What to produce: Copy each line below that contains "Relative".
######
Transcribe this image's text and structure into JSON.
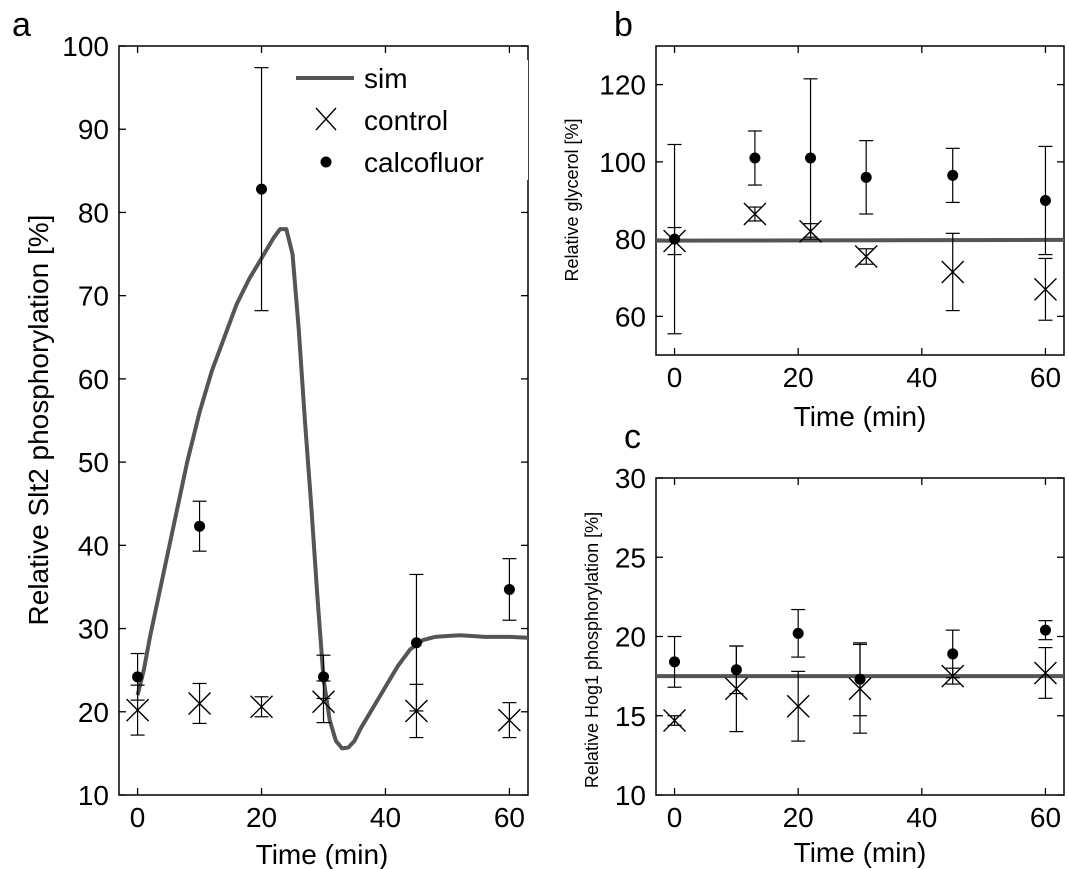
{
  "figure": {
    "panels": [
      {
        "id": "a",
        "letter": "a"
      },
      {
        "id": "b",
        "letter": "b"
      },
      {
        "id": "c",
        "letter": "c"
      }
    ]
  },
  "chart_data": [
    {
      "panel": "a",
      "type": "scatter",
      "xlabel": "Time (min)",
      "ylabel": "Relative Slt2 phosphorylation [%]",
      "xlim": [
        -3,
        63
      ],
      "ylim": [
        10,
        100
      ],
      "xticks": [
        0,
        20,
        40,
        60
      ],
      "yticks": [
        10,
        20,
        30,
        40,
        50,
        60,
        70,
        80,
        90,
        100
      ],
      "grid": false,
      "legend_position": "top-right",
      "legend": [
        "sim",
        "control",
        "calcofluor"
      ],
      "series": [
        {
          "name": "sim",
          "style": "line",
          "color": "#555555",
          "x": [
            0,
            1,
            2,
            4,
            6,
            8,
            10,
            12,
            14,
            16,
            18,
            20,
            22,
            23,
            24,
            25,
            26,
            27,
            28,
            29,
            30,
            31,
            32,
            33,
            34,
            35,
            36,
            38,
            40,
            42,
            44,
            46,
            48,
            50,
            52,
            54,
            56,
            58,
            60,
            63
          ],
          "y": [
            22,
            25,
            29,
            36,
            43,
            50,
            56,
            61,
            65,
            69,
            72,
            74.5,
            77,
            78,
            78,
            75,
            66,
            55,
            45,
            34,
            24,
            19,
            16.5,
            15.6,
            15.7,
            16.5,
            18,
            20.5,
            23,
            25.5,
            27.5,
            28.6,
            29,
            29.1,
            29.2,
            29.1,
            29,
            29,
            29,
            28.9
          ]
        },
        {
          "name": "control",
          "style": "x-marker",
          "x": [
            0,
            10,
            20,
            30,
            45,
            60
          ],
          "y": [
            20.2,
            21,
            20.6,
            21.2,
            20.1,
            19
          ],
          "err": [
            3.0,
            2.4,
            1.2,
            2.5,
            3.2,
            2.1
          ]
        },
        {
          "name": "calcofluor",
          "style": "dot-marker",
          "x": [
            0,
            10,
            20,
            30,
            45,
            60
          ],
          "y": [
            24.2,
            42.3,
            82.8,
            24.2,
            28.3,
            34.7
          ],
          "err": [
            2.8,
            3.0,
            14.6,
            2.6,
            8.2,
            3.7
          ]
        }
      ]
    },
    {
      "panel": "b",
      "type": "scatter",
      "xlabel": "Time (min)",
      "ylabel": "Relative glycerol [%]",
      "xlim": [
        -3,
        63
      ],
      "ylim": [
        50,
        130
      ],
      "xticks": [
        0,
        20,
        40,
        60
      ],
      "yticks": [
        60,
        80,
        100,
        120
      ],
      "grid": false,
      "series": [
        {
          "name": "sim",
          "style": "line",
          "color": "#555555",
          "x": [
            -3,
            63
          ],
          "y": [
            79.6,
            79.8
          ]
        },
        {
          "name": "control",
          "style": "x-marker",
          "x": [
            0,
            13,
            22,
            31,
            45,
            60
          ],
          "y": [
            79.5,
            86.5,
            82,
            75.5,
            71.5,
            67
          ],
          "err": [
            3.5,
            1.8,
            2.0,
            2.0,
            10.0,
            8.0
          ]
        },
        {
          "name": "calcofluor",
          "style": "dot-marker",
          "x": [
            0,
            13,
            22,
            31,
            45,
            60
          ],
          "y": [
            80,
            101,
            101,
            96,
            96.5,
            90
          ],
          "err": [
            24.5,
            7.0,
            20.5,
            9.5,
            7.0,
            14.0
          ]
        }
      ]
    },
    {
      "panel": "c",
      "type": "scatter",
      "xlabel": "Time (min)",
      "ylabel": "Relative Hog1 phosphorylation [%]",
      "xlim": [
        -3,
        63
      ],
      "ylim": [
        10,
        30
      ],
      "xticks": [
        0,
        20,
        40,
        60
      ],
      "yticks": [
        10,
        15,
        20,
        25,
        30
      ],
      "grid": false,
      "series": [
        {
          "name": "sim",
          "style": "line",
          "color": "#555555",
          "x": [
            -3,
            63
          ],
          "y": [
            17.5,
            17.5
          ]
        },
        {
          "name": "control",
          "style": "x-marker",
          "x": [
            0,
            10,
            20,
            30,
            45,
            60
          ],
          "y": [
            14.7,
            16.7,
            15.6,
            16.7,
            17.5,
            17.7
          ],
          "err": [
            0.3,
            2.7,
            2.2,
            2.8,
            0.5,
            1.6
          ]
        },
        {
          "name": "calcofluor",
          "style": "dot-marker",
          "x": [
            0,
            10,
            20,
            30,
            45,
            60
          ],
          "y": [
            18.4,
            17.9,
            20.2,
            17.3,
            18.9,
            20.4
          ],
          "err": [
            1.6,
            1.5,
            1.5,
            2.3,
            1.5,
            0.6
          ]
        }
      ]
    }
  ]
}
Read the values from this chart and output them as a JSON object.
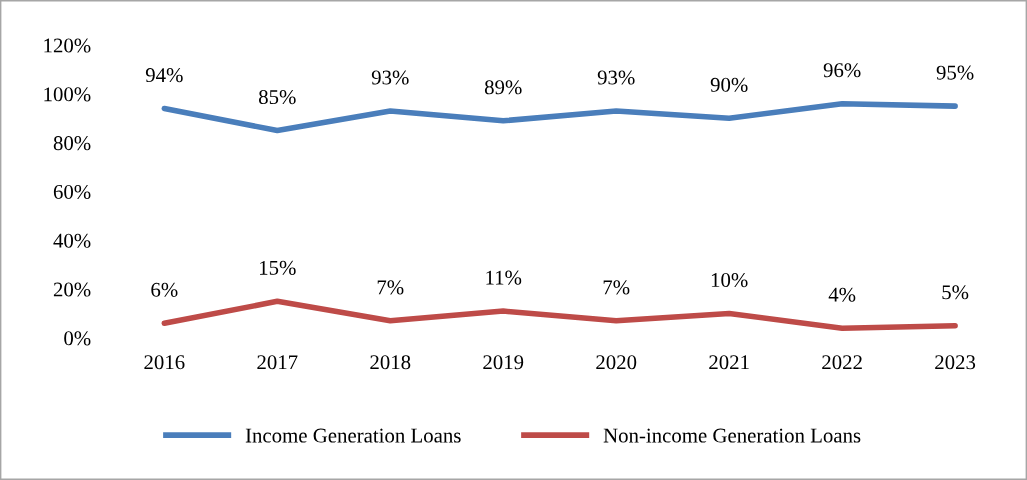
{
  "chart_data": {
    "type": "line",
    "categories": [
      "2016",
      "2017",
      "2018",
      "2019",
      "2020",
      "2021",
      "2022",
      "2023"
    ],
    "series": [
      {
        "name": "Income Generation Loans",
        "color": "#4a7ebb",
        "values": [
          94,
          85,
          93,
          89,
          93,
          90,
          96,
          95
        ],
        "value_labels": [
          "94%",
          "85%",
          "93%",
          "89%",
          "93%",
          "90%",
          "96%",
          "95%"
        ]
      },
      {
        "name": "Non-income Generation Loans",
        "color": "#be4b48",
        "values": [
          6,
          15,
          7,
          11,
          7,
          10,
          4,
          5
        ],
        "value_labels": [
          "6%",
          "15%",
          "7%",
          "11%",
          "7%",
          "10%",
          "4%",
          "5%"
        ]
      }
    ],
    "ylim": [
      0,
      120
    ],
    "yticks": [
      {
        "value": 0,
        "label": "0%"
      },
      {
        "value": 20,
        "label": "20%"
      },
      {
        "value": 40,
        "label": "40%"
      },
      {
        "value": 60,
        "label": "60%"
      },
      {
        "value": 80,
        "label": "80%"
      },
      {
        "value": 100,
        "label": "100%"
      },
      {
        "value": 120,
        "label": "120%"
      }
    ],
    "grid": false,
    "legend": "bottom",
    "marker": "none",
    "line_style": "solid"
  }
}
######
Result:
      "ylabel": "Relative Slt2 phosphorylation [%]",
      "ylabel": "Relative glycerol [%]",
      "ylabel": "Relative Hog1 phosphorylation [%]",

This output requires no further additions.